(Some records)
__________
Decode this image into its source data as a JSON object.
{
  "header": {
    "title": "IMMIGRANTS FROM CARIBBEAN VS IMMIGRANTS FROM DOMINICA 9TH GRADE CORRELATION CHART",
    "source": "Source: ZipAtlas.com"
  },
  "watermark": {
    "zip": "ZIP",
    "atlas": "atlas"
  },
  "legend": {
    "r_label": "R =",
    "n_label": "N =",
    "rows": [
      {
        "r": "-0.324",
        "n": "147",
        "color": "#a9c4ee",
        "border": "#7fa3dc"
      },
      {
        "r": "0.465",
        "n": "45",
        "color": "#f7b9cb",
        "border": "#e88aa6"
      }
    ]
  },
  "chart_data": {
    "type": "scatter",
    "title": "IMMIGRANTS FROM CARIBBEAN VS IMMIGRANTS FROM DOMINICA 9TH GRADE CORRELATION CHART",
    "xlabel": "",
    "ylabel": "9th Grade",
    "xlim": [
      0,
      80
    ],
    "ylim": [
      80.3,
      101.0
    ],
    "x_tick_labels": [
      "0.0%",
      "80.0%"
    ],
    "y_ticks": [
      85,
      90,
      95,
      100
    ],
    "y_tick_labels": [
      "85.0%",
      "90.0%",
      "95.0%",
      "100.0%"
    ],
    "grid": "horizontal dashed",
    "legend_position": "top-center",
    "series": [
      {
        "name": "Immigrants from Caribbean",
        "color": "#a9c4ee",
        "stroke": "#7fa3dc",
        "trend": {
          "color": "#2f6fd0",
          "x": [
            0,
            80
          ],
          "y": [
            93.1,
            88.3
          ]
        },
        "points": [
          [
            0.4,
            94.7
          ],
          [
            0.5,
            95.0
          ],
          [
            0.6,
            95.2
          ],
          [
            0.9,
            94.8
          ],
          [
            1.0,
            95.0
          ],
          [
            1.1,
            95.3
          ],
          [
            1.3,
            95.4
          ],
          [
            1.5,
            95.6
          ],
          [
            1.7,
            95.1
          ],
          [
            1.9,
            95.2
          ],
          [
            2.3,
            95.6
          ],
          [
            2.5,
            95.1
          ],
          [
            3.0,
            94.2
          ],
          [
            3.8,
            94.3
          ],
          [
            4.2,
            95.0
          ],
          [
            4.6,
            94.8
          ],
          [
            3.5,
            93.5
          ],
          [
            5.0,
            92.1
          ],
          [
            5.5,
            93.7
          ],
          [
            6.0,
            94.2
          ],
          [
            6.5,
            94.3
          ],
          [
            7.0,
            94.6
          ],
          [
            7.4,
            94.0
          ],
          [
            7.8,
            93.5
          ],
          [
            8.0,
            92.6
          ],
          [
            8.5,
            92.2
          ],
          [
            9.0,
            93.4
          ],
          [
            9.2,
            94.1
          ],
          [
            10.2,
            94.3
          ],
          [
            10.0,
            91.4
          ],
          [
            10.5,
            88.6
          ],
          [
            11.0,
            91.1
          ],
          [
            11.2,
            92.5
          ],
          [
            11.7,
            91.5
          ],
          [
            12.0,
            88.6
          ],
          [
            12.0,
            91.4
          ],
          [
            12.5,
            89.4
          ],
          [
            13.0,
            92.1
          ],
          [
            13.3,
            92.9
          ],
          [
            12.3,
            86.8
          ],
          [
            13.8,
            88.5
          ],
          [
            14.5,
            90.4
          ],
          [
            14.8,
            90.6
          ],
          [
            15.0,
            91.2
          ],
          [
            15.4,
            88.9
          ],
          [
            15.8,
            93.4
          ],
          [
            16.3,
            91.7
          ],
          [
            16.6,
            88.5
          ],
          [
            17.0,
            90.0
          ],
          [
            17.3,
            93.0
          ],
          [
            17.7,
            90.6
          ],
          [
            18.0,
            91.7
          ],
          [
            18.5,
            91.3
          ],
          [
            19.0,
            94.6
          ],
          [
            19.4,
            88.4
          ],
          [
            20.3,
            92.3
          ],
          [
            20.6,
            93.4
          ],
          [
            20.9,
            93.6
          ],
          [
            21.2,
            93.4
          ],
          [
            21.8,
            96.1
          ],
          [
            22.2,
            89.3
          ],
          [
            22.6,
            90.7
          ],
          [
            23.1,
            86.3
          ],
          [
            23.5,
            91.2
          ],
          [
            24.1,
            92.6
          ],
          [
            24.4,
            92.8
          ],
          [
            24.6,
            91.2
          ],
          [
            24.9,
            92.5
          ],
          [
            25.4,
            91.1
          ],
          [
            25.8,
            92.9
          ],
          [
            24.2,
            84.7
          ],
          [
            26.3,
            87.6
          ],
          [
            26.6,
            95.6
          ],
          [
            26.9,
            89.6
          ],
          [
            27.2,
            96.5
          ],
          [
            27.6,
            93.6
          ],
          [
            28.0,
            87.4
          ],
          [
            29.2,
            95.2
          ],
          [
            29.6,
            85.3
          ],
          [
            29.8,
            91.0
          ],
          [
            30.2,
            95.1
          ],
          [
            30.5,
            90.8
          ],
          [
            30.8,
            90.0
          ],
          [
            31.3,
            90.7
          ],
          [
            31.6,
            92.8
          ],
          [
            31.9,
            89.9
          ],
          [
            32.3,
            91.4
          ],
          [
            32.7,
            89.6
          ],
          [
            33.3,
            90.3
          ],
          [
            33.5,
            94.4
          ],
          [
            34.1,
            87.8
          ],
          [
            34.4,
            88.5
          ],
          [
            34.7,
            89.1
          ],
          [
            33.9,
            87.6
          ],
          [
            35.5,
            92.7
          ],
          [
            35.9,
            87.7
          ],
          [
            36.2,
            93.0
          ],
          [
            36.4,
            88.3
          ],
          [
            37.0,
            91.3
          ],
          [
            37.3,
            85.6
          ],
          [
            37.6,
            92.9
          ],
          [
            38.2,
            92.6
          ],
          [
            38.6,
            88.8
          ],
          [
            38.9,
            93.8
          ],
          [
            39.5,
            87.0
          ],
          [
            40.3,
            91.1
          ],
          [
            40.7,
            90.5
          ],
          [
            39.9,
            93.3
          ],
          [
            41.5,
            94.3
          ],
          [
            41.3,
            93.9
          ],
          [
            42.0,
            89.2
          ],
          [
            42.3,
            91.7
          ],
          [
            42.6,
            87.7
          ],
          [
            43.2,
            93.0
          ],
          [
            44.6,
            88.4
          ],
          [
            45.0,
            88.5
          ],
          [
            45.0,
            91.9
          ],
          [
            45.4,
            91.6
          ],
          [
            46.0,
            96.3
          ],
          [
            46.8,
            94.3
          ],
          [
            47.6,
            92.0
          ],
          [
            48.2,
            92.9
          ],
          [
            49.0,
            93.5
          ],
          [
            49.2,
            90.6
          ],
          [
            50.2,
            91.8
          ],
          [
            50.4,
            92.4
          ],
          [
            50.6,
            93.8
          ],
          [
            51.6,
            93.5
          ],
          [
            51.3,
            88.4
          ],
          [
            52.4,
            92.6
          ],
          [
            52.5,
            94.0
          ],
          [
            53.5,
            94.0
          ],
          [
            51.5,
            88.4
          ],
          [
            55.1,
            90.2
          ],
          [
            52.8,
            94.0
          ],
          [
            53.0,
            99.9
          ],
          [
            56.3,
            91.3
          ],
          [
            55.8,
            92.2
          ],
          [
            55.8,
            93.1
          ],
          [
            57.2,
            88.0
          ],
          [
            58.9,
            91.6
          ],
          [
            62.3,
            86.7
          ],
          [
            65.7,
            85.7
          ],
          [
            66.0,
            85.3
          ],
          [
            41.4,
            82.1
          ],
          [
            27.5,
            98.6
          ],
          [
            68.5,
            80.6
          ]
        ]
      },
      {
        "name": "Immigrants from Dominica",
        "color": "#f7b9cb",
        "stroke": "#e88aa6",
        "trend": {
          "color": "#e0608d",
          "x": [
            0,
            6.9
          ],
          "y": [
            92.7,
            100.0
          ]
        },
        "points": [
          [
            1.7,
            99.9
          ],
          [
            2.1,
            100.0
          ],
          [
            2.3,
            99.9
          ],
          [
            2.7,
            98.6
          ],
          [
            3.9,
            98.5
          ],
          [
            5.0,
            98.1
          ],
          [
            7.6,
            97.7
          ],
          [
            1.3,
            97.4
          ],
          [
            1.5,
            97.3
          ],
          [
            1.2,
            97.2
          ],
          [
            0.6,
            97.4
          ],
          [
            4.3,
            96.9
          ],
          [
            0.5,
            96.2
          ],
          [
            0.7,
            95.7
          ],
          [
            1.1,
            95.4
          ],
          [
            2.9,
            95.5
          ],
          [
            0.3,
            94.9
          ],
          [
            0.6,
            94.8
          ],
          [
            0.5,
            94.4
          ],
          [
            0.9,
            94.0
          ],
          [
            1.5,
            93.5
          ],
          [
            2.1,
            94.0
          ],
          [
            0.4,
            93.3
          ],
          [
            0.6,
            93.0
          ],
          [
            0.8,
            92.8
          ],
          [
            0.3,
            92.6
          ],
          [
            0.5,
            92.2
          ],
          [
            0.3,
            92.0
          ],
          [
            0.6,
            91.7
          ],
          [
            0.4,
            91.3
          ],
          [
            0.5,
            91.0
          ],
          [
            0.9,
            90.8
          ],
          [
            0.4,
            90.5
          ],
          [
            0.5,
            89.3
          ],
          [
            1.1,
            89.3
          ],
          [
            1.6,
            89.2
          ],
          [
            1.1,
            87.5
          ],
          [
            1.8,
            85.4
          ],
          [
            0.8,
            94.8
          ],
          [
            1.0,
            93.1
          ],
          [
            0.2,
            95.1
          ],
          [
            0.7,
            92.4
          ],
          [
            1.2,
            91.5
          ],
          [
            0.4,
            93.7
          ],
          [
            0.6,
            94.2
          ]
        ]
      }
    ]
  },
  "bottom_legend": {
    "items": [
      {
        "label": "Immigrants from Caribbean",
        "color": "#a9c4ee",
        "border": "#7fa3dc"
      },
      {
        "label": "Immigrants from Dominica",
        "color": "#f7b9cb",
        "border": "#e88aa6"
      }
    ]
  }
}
__________
Gather each line of the listing that holds the string "source".

**Exercise result**
Decode this image into its source data as a JSON object.
    "source": "Source: ZipAtlas.com"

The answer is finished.